* GIVEN INSTRUCTION
The records that follow need to be output exactly as they are.

* SUPPLIED RECORDS
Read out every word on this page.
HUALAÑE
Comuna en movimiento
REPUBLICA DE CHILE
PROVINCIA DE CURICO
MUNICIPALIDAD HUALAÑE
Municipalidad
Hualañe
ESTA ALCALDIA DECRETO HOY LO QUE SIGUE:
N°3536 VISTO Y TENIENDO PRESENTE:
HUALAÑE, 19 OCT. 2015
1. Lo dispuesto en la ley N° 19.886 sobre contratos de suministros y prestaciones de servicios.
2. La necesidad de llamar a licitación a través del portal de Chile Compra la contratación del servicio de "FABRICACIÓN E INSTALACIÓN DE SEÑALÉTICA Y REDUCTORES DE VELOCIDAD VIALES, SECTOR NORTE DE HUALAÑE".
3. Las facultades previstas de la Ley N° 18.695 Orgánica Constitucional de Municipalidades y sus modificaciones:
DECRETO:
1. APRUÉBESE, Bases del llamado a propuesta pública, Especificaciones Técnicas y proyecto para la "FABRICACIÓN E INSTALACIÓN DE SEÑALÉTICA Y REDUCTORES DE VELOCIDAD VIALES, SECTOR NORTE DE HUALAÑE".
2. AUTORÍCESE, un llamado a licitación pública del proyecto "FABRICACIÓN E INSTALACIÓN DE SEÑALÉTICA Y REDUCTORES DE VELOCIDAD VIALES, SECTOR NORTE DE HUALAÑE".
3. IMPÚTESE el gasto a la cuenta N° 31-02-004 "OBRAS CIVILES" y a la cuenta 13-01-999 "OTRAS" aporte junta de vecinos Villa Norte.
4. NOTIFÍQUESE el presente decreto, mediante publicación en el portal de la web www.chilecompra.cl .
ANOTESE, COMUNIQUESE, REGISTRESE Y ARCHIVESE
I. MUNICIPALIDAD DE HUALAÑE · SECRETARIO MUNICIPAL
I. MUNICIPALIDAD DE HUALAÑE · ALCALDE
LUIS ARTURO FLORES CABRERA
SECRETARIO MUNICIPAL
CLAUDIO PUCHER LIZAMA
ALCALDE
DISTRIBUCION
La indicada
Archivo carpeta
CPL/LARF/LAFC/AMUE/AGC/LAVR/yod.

* EXERCISE ANSWER
Read out every word on this page.
HUALAÑE
Comuna en movimiento
REPUBLICA DE CHILE
PROVINCIA DE CURICO
MUNICIPALIDAD HUALAÑE
Municipalidad
Hualañe
ESTA ALCALDIA DECRETO HOY LO QUE SIGUE:
N°3536 VISTO Y TENIENDO PRESENTE:
HUALAÑE, 19 OCT. 2015
1. Lo dispuesto en la ley N° 19.886 sobre contratos de suministros y prestaciones de servicios.
2. La necesidad de llamar a licitación a través del portal de Chile Compra la contratación del servicio de "FABRICACIÓN E INSTALACIÓN DE SEÑALÉTICA Y REDUCTORES DE VELOCIDAD VIALES, SECTOR NORTE DE HUALAÑE".
3. Las facultades previstas de la Ley N° 18.695 Orgánica Constitucional de Municipalidades y sus modificaciones:
DECRETO:
1. APRUÉBESE, Bases del llamado a propuesta pública, Especificaciones Técnicas y proyecto para la "FABRICACIÓN E INSTALACIÓN DE SEÑALÉTICA Y REDUCTORES DE VELOCIDAD VIALES, SECTOR NORTE DE HUALAÑE".
2. AUTORÍCESE, un llamado a licitación pública del proyecto "FABRICACIÓN E INSTALACIÓN DE SEÑALÉTICA Y REDUCTORES DE VELOCIDAD VIALES, SECTOR NORTE DE HUALAÑE".
3. IMPÚTESE el gasto a la cuenta N° 31-02-004 "OBRAS CIVILES" y a la cuenta 13-01-999 "OTRAS" aporte junta de vecinos Villa Norte.
4. NOTIFÍQUESE el presente decreto, mediante publicación en el portal de la web www.chilecompra.cl .
ANOTESE, COMUNIQUESE, REGISTRESE Y ARCHIVESE
I. MUNICIPALIDAD DE HUALAÑE · SECRETARIO MUNICIPAL
I. MUNICIPALIDAD DE HUALAÑE · ALCALDE
LUIS ARTURO FLORES CABRERA
SECRETARIO MUNICIPAL
CLAUDIO PUCHER LIZAMA
ALCALDE
DISTRIBUCION
La indicada
Archivo carpeta
CPL/LARF/LAFC/AMUE/AGC/LAVR/yod.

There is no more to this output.